— Begin Data shown —

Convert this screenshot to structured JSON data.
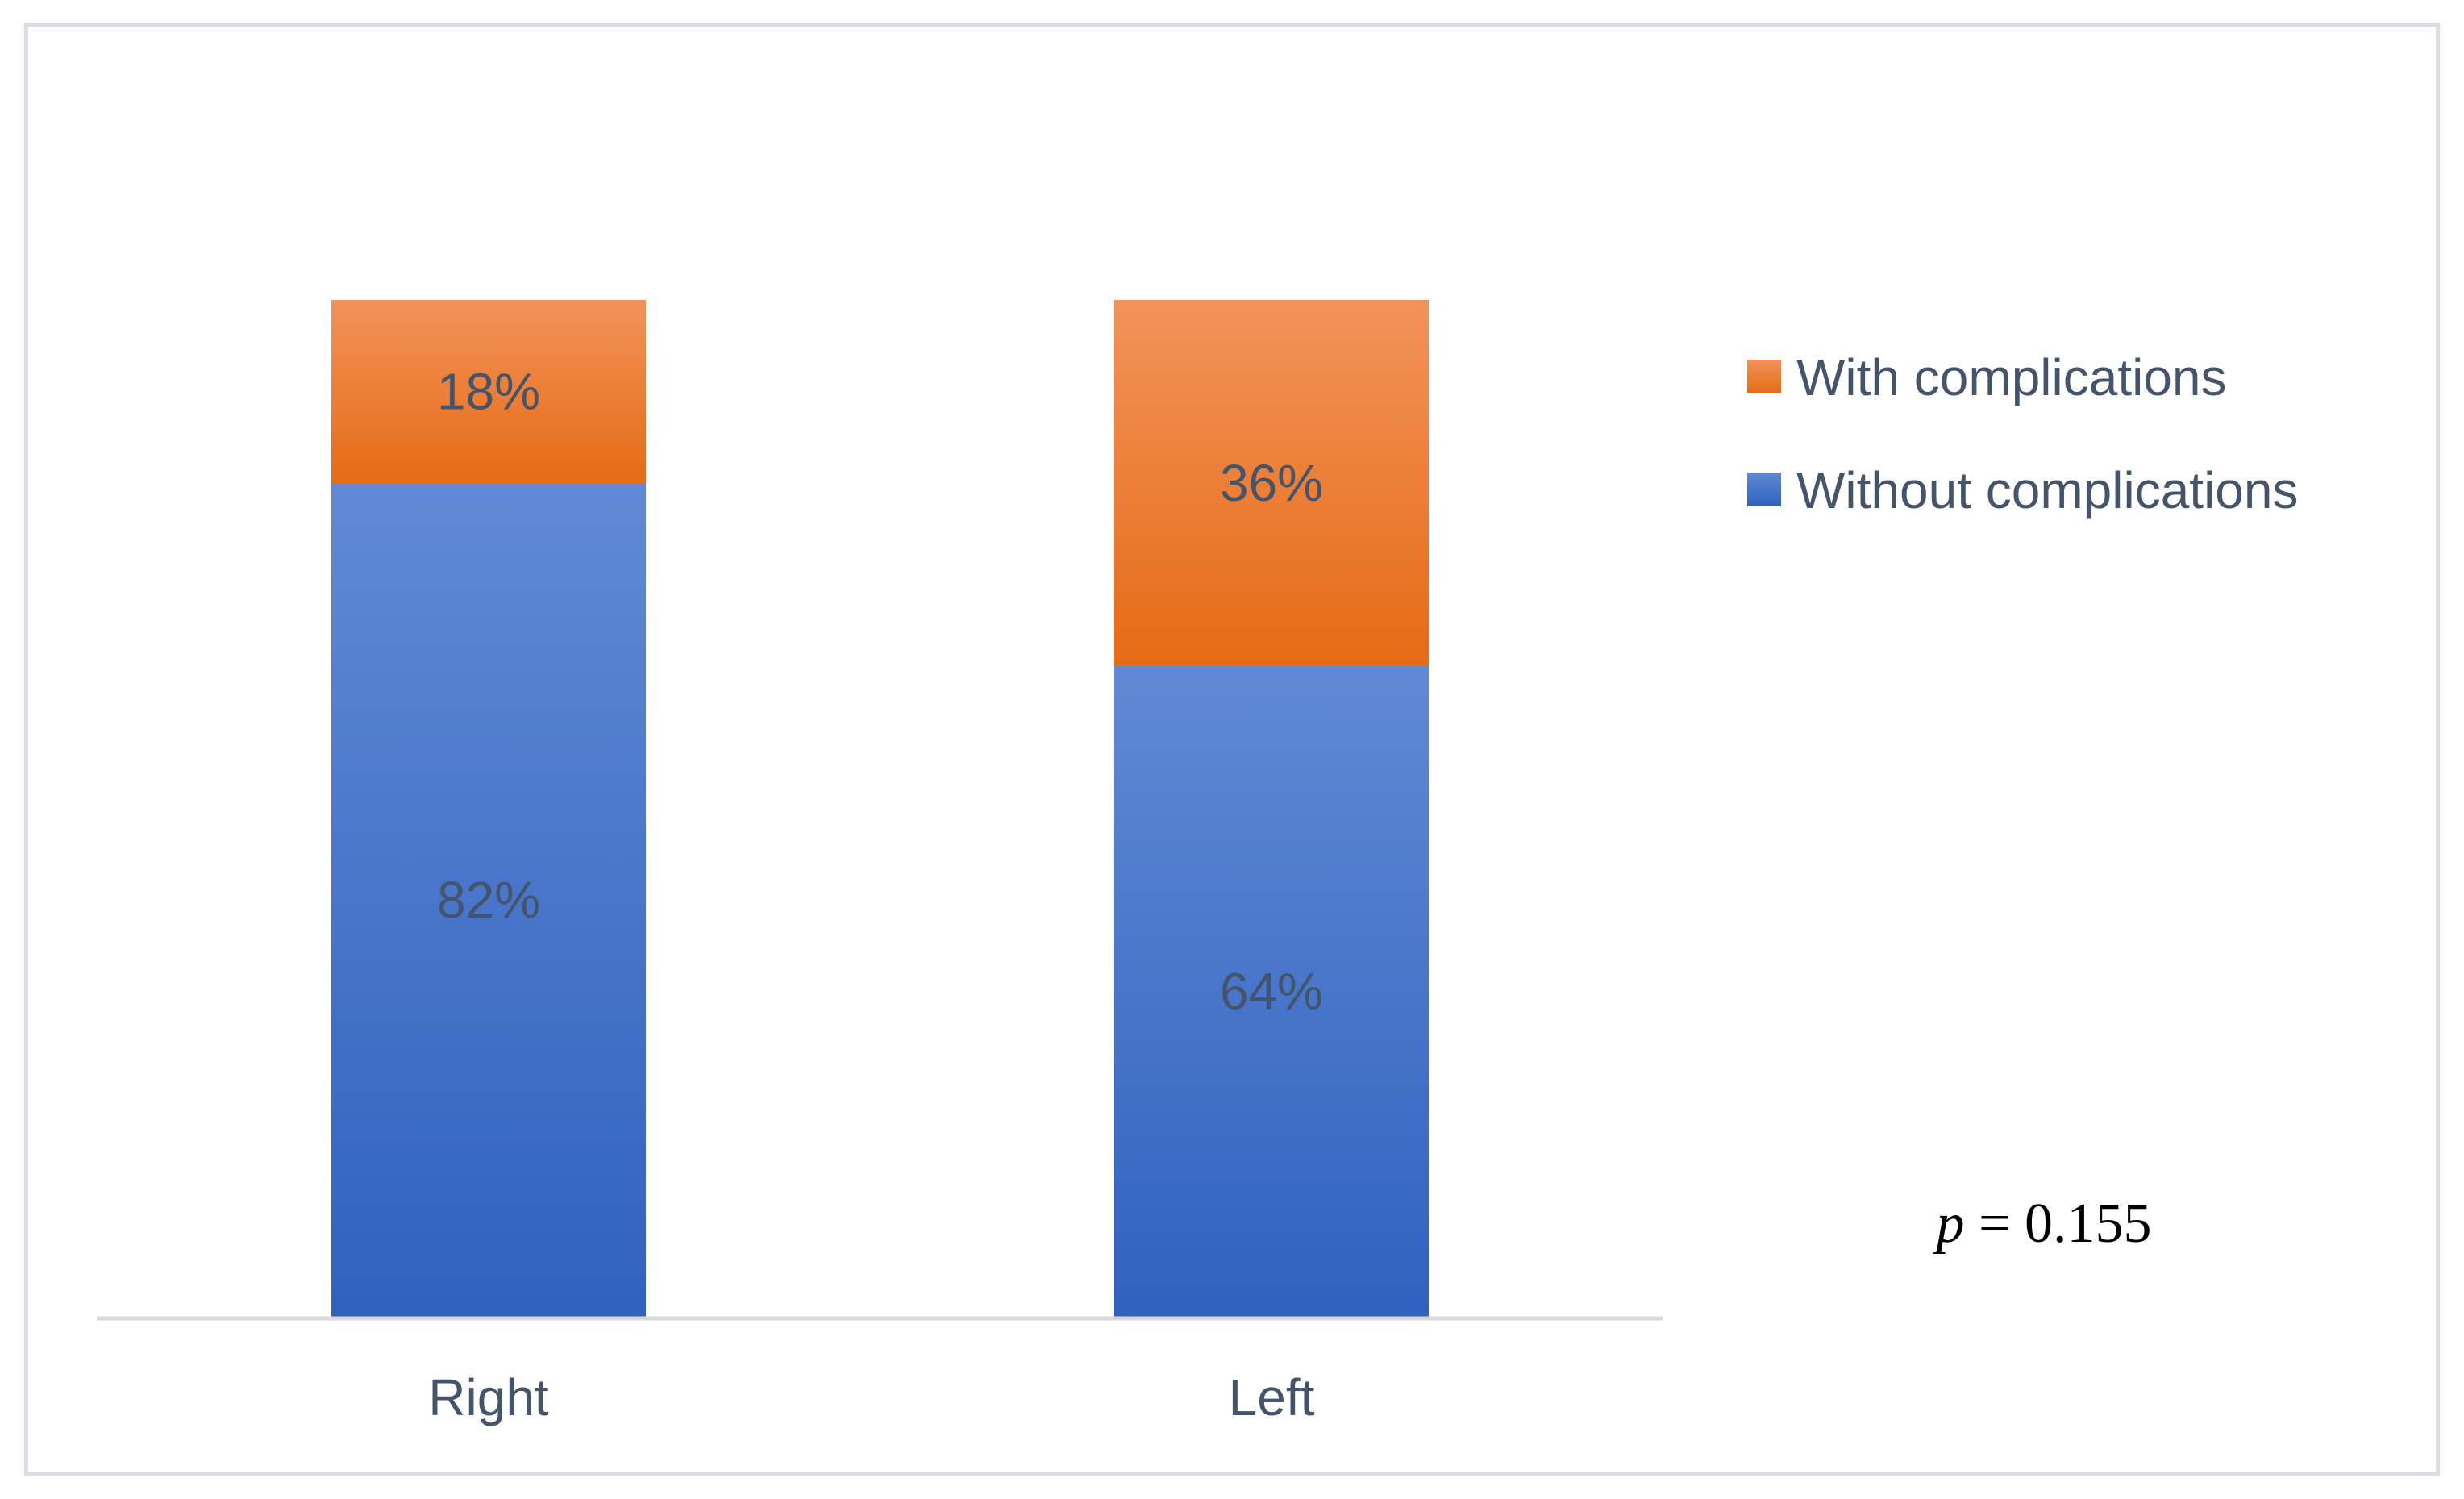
{
  "chart_data": {
    "type": "bar",
    "stacked": true,
    "percent_stacked": true,
    "categories": [
      "Right",
      "Left"
    ],
    "series": [
      {
        "name": "Without complications",
        "values": [
          82,
          64
        ],
        "labels": [
          "82%",
          "64%"
        ],
        "color": "#3a6cc9"
      },
      {
        "name": "With complications",
        "values": [
          18,
          36
        ],
        "labels": [
          "18%",
          "36%"
        ],
        "color": "#ef7d2e"
      }
    ],
    "ylim": [
      0,
      100
    ],
    "y_axis_visible": false,
    "grid": false,
    "legend": {
      "position": "right",
      "entries": [
        "With complications",
        "Without complications"
      ]
    },
    "annotation": {
      "italic": "p",
      "text": " = 0.155"
    }
  }
}
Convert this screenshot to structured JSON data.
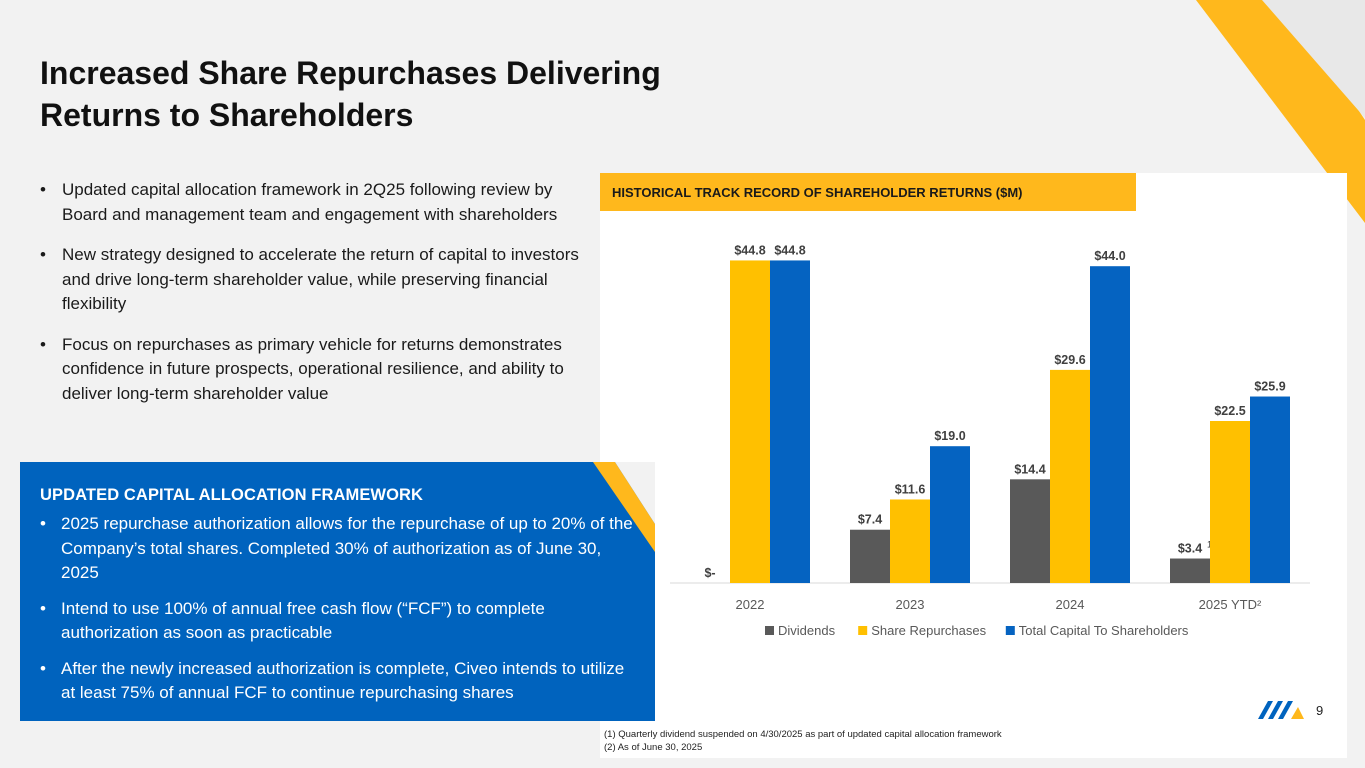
{
  "title": "Increased Share Repurchases Delivering Returns to Shareholders",
  "bullets": [
    "Updated capital allocation framework in 2Q25 following review by Board and management team and engagement with shareholders",
    "New strategy designed to accelerate the return of capital to investors and drive long-term shareholder value, while preserving financial flexibility",
    "Focus on repurchases as primary vehicle for returns demonstrates confidence in future prospects, operational resilience, and ability to deliver long-term shareholder value"
  ],
  "framework": {
    "heading": "UPDATED CAPITAL ALLOCATION FRAMEWORK",
    "items": [
      "2025 repurchase authorization allows for the repurchase of up to 20% of the Company’s total shares. Completed 30% of authorization as of June 30, 2025",
      "Intend to use 100% of annual free cash flow (“FCF”) to complete authorization as soon as practicable",
      "After the newly increased authorization is complete, Civeo intends to utilize at least 75% of annual FCF to continue repurchasing shares"
    ]
  },
  "chart_header": "HISTORICAL TRACK RECORD OF SHAREHOLDER RETURNS ($M)",
  "chart_data": {
    "type": "bar",
    "title": "HISTORICAL TRACK RECORD OF SHAREHOLDER RETURNS ($M)",
    "categories": [
      "2022",
      "2023",
      "2024",
      "2025 YTD²"
    ],
    "series": [
      {
        "name": "Dividends",
        "color": "#595959",
        "values": [
          0,
          7.4,
          14.4,
          3.4
        ],
        "labels": [
          "$-",
          "$7.4",
          "$14.4",
          "$3.4"
        ]
      },
      {
        "name": "Share Repurchases",
        "color": "#ffc000",
        "values": [
          44.8,
          11.6,
          29.6,
          22.5
        ],
        "labels": [
          "$44.8",
          "$11.6",
          "$29.6",
          "$22.5"
        ]
      },
      {
        "name": "Total Capital To Shareholders",
        "color": "#0563c1",
        "values": [
          44.8,
          19.0,
          44.0,
          25.9
        ],
        "labels": [
          "$44.8",
          "$19.0",
          "$44.0",
          "$25.9"
        ]
      }
    ],
    "superscript_note": {
      "category": "2025 YTD²",
      "series": "Dividends",
      "text": "1"
    },
    "ylim": [
      0,
      50
    ],
    "legend": "bottom",
    "grid": false
  },
  "footnotes": [
    "(1) Quarterly dividend suspended on 4/30/2025 as part of updated capital allocation framework",
    "(2) As of June 30, 2025"
  ],
  "page_number": "9",
  "colors": {
    "accent_yellow": "#ffb81c",
    "brand_blue": "#0063be"
  }
}
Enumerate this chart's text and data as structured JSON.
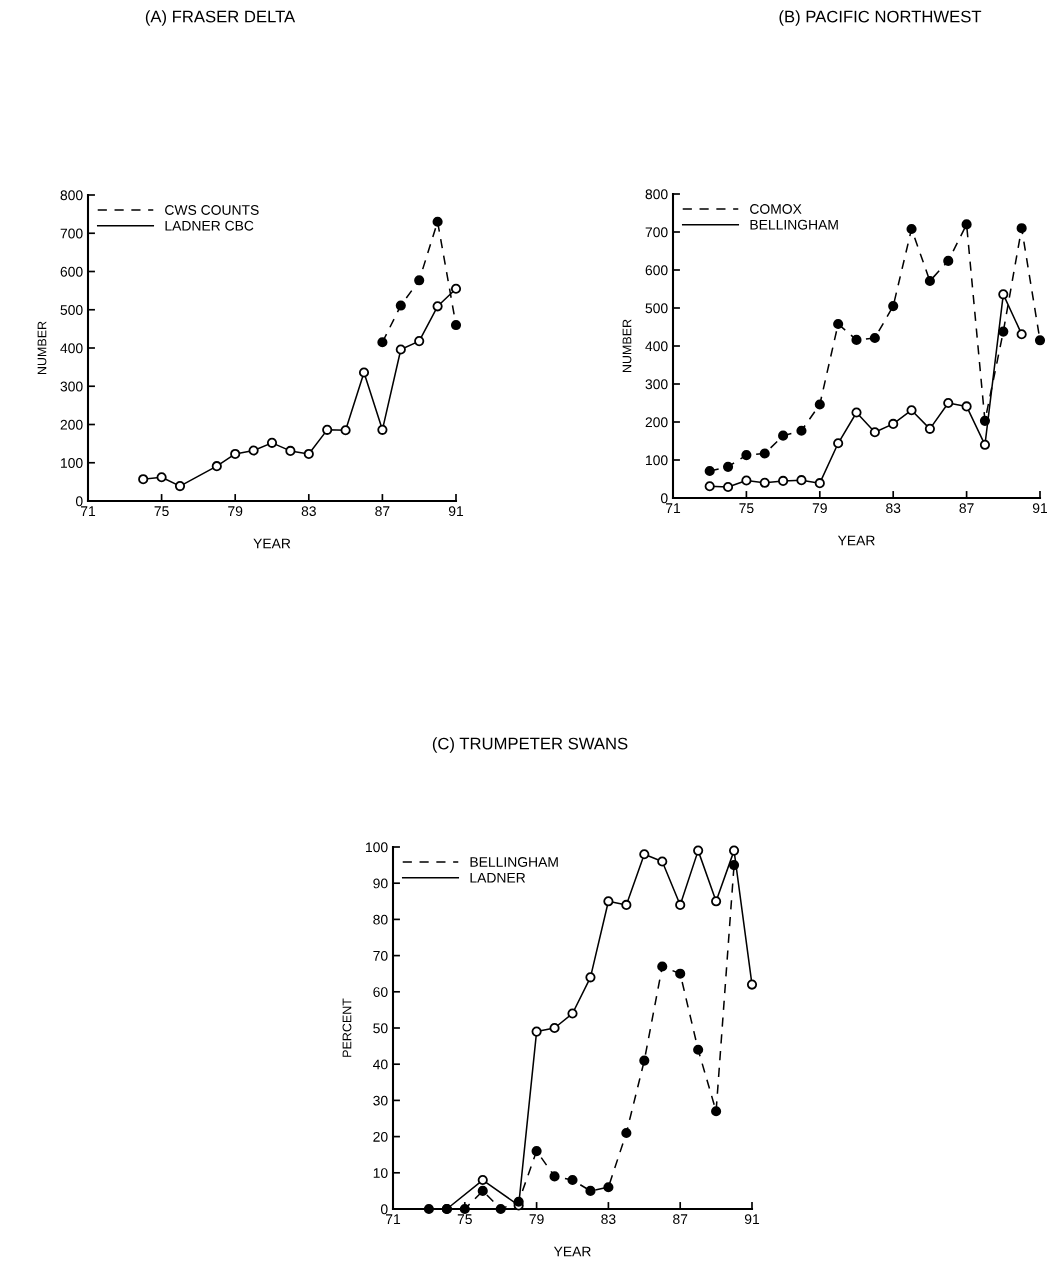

— End Data shown —

Quote the data above in full, leaving out the pictures it holds.

Correct answer:
Convert this screenshot to structured JSON data.
{
  "chart_data": {
    "type": "bar",
    "stacked": true,
    "percent_stacked": true,
    "categories": [
      "Right",
      "Left"
    ],
    "series": [
      {
        "name": "Without complications",
        "values": [
          82,
          64
        ],
        "labels": [
          "82%",
          "64%"
        ],
        "color": "#3a6cc9"
      },
      {
        "name": "With complications",
        "values": [
          18,
          36
        ],
        "labels": [
          "18%",
          "36%"
        ],
        "color": "#ef7d2e"
      }
    ],
    "ylim": [
      0,
      100
    ],
    "y_axis_visible": false,
    "grid": false,
    "legend": {
      "position": "right",
      "entries": [
        "With complications",
        "Without complications"
      ]
    },
    "annotation": {
      "italic": "p",
      "text": " = 0.155"
    }
  }
}
Convert this screenshot to structured JSON data.
{
  "title": "Increased Share Repurchases Delivering Returns to Shareholders",
  "bullets": [
    "Updated capital allocation framework in 2Q25 following review by Board and management team and engagement with shareholders",
    "New strategy designed to accelerate the return of capital to investors and drive long-term shareholder value, while preserving financial flexibility",
    "Focus on repurchases as primary vehicle for returns demonstrates confidence in future prospects, operational resilience, and ability to deliver long-term shareholder value"
  ],
  "framework": {
    "heading": "UPDATED CAPITAL ALLOCATION FRAMEWORK",
    "items": [
      "2025 repurchase authorization allows for the repurchase of up to 20% of the Company’s total shares. Completed 30% of authorization as of June 30, 2025",
      "Intend to use 100% of annual free cash flow (“FCF”) to complete authorization as soon as practicable",
      "After the newly increased authorization is complete, Civeo intends to utilize at least 75% of annual FCF to continue repurchasing shares"
    ]
  },
  "chart_header": "HISTORICAL TRACK RECORD OF SHAREHOLDER RETURNS ($M)",
  "chart_data": {
    "type": "bar",
    "title": "HISTORICAL TRACK RECORD OF SHAREHOLDER RETURNS ($M)",
    "categories": [
      "2022",
      "2023",
      "2024",
      "2025 YTD²"
    ],
    "series": [
      {
        "name": "Dividends",
        "color": "#595959",
        "values": [
          0,
          7.4,
          14.4,
          3.4
        ],
        "labels": [
          "$-",
          "$7.4",
          "$14.4",
          "$3.4"
        ]
      },
      {
        "name": "Share Repurchases",
        "color": "#ffc000",
        "values": [
          44.8,
          11.6,
          29.6,
          22.5
        ],
        "labels": [
          "$44.8",
          "$11.6",
          "$29.6",
          "$22.5"
        ]
      },
      {
        "name": "Total Capital To Shareholders",
        "color": "#0563c1",
        "values": [
          44.8,
          19.0,
          44.0,
          25.9
        ],
        "labels": [
          "$44.8",
          "$19.0",
          "$44.0",
          "$25.9"
        ]
      }
    ],
    "superscript_note": {
      "category": "2025 YTD²",
      "series": "Dividends",
      "text": "1"
    },
    "ylim": [
      0,
      50
    ],
    "legend": "bottom",
    "grid": false
  },
  "footnotes": [
    "(1) Quarterly dividend suspended on 4/30/2025 as part of updated capital allocation framework",
    "(2) As of June 30, 2025"
  ],
  "page_number": "9",
  "colors": {
    "accent_yellow": "#ffb81c",
    "brand_blue": "#0063be"
  }
}
Enumerate this chart's text and data as structured JSON.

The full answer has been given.